Entries from a dataset
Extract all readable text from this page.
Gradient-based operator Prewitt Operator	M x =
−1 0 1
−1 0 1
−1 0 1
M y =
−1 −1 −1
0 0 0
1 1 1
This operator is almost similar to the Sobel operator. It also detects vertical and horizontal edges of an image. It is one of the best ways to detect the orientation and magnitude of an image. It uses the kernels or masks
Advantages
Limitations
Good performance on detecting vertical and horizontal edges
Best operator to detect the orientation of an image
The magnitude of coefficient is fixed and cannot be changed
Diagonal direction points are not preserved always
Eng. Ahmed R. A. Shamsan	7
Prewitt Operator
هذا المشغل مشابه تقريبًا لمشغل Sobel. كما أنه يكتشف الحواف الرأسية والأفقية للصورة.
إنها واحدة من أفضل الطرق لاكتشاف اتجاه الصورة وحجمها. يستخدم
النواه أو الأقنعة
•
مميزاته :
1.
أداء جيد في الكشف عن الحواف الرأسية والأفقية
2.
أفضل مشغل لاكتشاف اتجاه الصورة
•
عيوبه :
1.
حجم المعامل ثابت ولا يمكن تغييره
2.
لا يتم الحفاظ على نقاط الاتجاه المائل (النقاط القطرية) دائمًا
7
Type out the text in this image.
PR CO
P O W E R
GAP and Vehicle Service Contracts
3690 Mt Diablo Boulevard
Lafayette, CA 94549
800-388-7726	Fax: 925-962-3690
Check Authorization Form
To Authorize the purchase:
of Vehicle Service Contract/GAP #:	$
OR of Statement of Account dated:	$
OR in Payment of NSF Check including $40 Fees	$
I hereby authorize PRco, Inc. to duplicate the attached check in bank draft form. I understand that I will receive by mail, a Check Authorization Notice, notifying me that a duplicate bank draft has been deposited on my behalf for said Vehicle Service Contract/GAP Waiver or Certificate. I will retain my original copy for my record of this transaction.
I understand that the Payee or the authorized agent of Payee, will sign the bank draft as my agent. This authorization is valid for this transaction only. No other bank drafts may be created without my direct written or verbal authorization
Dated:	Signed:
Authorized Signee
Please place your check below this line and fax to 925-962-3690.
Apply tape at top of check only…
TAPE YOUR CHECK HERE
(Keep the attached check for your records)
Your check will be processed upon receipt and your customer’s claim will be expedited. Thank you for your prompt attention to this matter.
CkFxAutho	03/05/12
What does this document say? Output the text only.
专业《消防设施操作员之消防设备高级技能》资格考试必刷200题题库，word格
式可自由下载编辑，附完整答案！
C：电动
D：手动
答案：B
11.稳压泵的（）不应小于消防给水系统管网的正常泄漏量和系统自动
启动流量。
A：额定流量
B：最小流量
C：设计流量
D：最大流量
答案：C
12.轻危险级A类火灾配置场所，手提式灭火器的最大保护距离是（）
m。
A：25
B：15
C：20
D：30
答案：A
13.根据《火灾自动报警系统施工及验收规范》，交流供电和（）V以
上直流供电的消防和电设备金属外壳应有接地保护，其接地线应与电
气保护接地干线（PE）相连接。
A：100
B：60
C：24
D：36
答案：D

● Directions:
Give the data again, exactly as it stands.

● Response below:
Extract all readable text from this page.
Gradient-based operator Prewitt Operator	M x =
−1 0 1
−1 0 1
−1 0 1
M y =
−1 −1 −1
0 0 0
1 1 1
This operator is almost similar to the Sobel operator. It also detects vertical and horizontal edges of an image. It is one of the best ways to detect the orientation and magnitude of an image. It uses the kernels or masks
Advantages
Limitations
Good performance on detecting vertical and horizontal edges
Best operator to detect the orientation of an image
The magnitude of coefficient is fixed and cannot be changed
Diagonal direction points are not preserved always
Eng. Ahmed R. A. Shamsan	7
Prewitt Operator
هذا المشغل مشابه تقريبًا لمشغل Sobel. كما أنه يكتشف الحواف الرأسية والأفقية للصورة.
إنها واحدة من أفضل الطرق لاكتشاف اتجاه الصورة وحجمها. يستخدم
النواه أو الأقنعة
•
مميزاته :
1.
أداء جيد في الكشف عن الحواف الرأسية والأفقية
2.
أفضل مشغل لاكتشاف اتجاه الصورة
•
عيوبه :
1.
حجم المعامل ثابت ولا يمكن تغييره
2.
لا يتم الحفاظ على نقاط الاتجاه المائل (النقاط القطرية) دائمًا
7
Type out the text in this image.
PR CO
P O W E R
GAP and Vehicle Service Contracts
3690 Mt Diablo Boulevard
Lafayette, CA 94549
800-388-7726	Fax: 925-962-3690
Check Authorization Form
To Authorize the purchase:
of Vehicle Service Contract/GAP #:	$
OR of Statement of Account dated:	$
OR in Payment of NSF Check including $40 Fees	$
I hereby authorize PRco, Inc. to duplicate the attached check in bank draft form. I understand that I will receive by mail, a Check Authorization Notice, notifying me that a duplicate bank draft has been deposited on my behalf for said Vehicle Service Contract/GAP Waiver or Certificate. I will retain my original copy for my record of this transaction.
I understand that the Payee or the authorized agent of Payee, will sign the bank draft as my agent. This authorization is valid for this transaction only. No other bank drafts may be created without my direct written or verbal authorization
Dated:	Signed:
Authorized Signee
Please place your check below this line and fax to 925-962-3690.
Apply tape at top of check only…
TAPE YOUR CHECK HERE
(Keep the attached check for your records)
Your check will be processed upon receipt and your customer’s claim will be expedited. Thank you for your prompt attention to this matter.
CkFxAutho	03/05/12
What does this document say? Output the text only.
专业《消防设施操作员之消防设备高级技能》资格考试必刷200题题库，word格
式可自由下载编辑，附完整答案！
C：电动
D：手动
答案：B
11.稳压泵的（）不应小于消防给水系统管网的正常泄漏量和系统自动
启动流量。
A：额定流量
B：最小流量
C：设计流量
D：最大流量
答案：C
12.轻危险级A类火灾配置场所，手提式灭火器的最大保护距离是（）
m。
A：25
B：15
C：20
D：30
答案：A
13.根据《火灾自动报警系统施工及验收规范》，交流供电和（）V以
上直流供电的消防和电设备金属外壳应有接地保护，其接地线应与电
气保护接地干线（PE）相连接。
A：100
B：60
C：24
D：36
答案：D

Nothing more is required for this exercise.